Make an exact copy of the entries below with the pictures removed.

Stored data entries
+++

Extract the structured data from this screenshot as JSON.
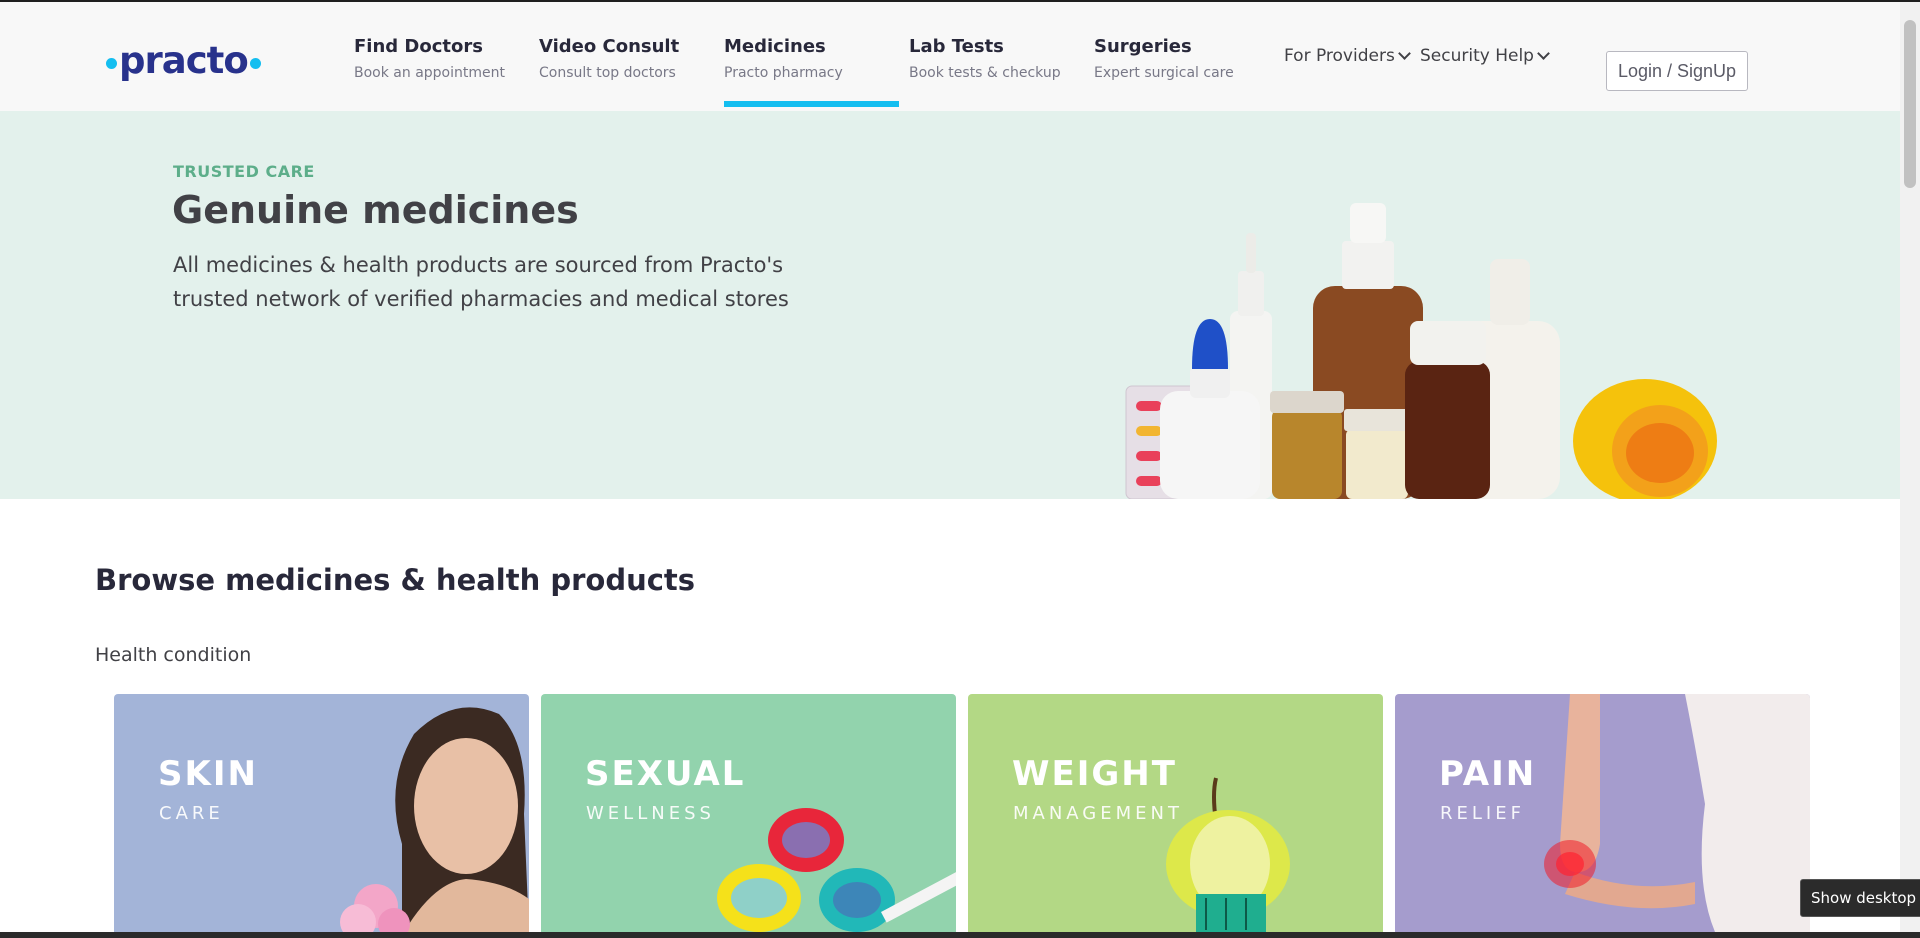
{
  "brand": {
    "logo_text": "practo",
    "accent": "#14bef0",
    "brand_color": "#28328c"
  },
  "nav": {
    "items": [
      {
        "title": "Find Doctors",
        "sub": "Book an appointment"
      },
      {
        "title": "Video Consult",
        "sub": "Consult top doctors"
      },
      {
        "title": "Medicines",
        "sub": "Practo pharmacy",
        "active": true
      },
      {
        "title": "Lab Tests",
        "sub": "Book tests & checkup"
      },
      {
        "title": "Surgeries",
        "sub": "Expert surgical care"
      }
    ],
    "dropdowns": [
      "For Providers",
      "Security Help"
    ],
    "login_label": "Login / SignUp"
  },
  "hero": {
    "kicker": "TRUSTED CARE",
    "headline": "Genuine medicines",
    "description": "All medicines & health products are sourced from Practo's trusted network of verified pharmacies and medical stores",
    "background": "#e3f1ec"
  },
  "browse": {
    "title": "Browse medicines & health products",
    "section_label": "Health condition",
    "cards": [
      {
        "title": "SKIN",
        "sub": "CARE",
        "color": "#a3b4d8"
      },
      {
        "title": "SEXUAL",
        "sub": "WELLNESS",
        "color": "#92d3ad"
      },
      {
        "title": "WEIGHT",
        "sub": "MANAGEMENT",
        "color": "#b3d885"
      },
      {
        "title": "PAIN",
        "sub": "RELIEF",
        "color": "#a59ccd"
      }
    ]
  },
  "taskbar": {
    "tooltip": "Show desktop"
  }
}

+++

■ **Answer to the problem**
Extract the structured data from this screenshot as JSON.
{
  "brand": {
    "logo_text": "practo",
    "accent": "#14bef0",
    "brand_color": "#28328c"
  },
  "nav": {
    "items": [
      {
        "title": "Find Doctors",
        "sub": "Book an appointment"
      },
      {
        "title": "Video Consult",
        "sub": "Consult top doctors"
      },
      {
        "title": "Medicines",
        "sub": "Practo pharmacy",
        "active": true
      },
      {
        "title": "Lab Tests",
        "sub": "Book tests & checkup"
      },
      {
        "title": "Surgeries",
        "sub": "Expert surgical care"
      }
    ],
    "dropdowns": [
      "For Providers",
      "Security Help"
    ],
    "login_label": "Login / SignUp"
  },
  "hero": {
    "kicker": "TRUSTED CARE",
    "headline": "Genuine medicines",
    "description": "All medicines & health products are sourced from Practo's trusted network of verified pharmacies and medical stores",
    "background": "#e3f1ec"
  },
  "browse": {
    "title": "Browse medicines & health products",
    "section_label": "Health condition",
    "cards": [
      {
        "title": "SKIN",
        "sub": "CARE",
        "color": "#a3b4d8"
      },
      {
        "title": "SEXUAL",
        "sub": "WELLNESS",
        "color": "#92d3ad"
      },
      {
        "title": "WEIGHT",
        "sub": "MANAGEMENT",
        "color": "#b3d885"
      },
      {
        "title": "PAIN",
        "sub": "RELIEF",
        "color": "#a59ccd"
      }
    ]
  },
  "taskbar": {
    "tooltip": "Show desktop"
  }
}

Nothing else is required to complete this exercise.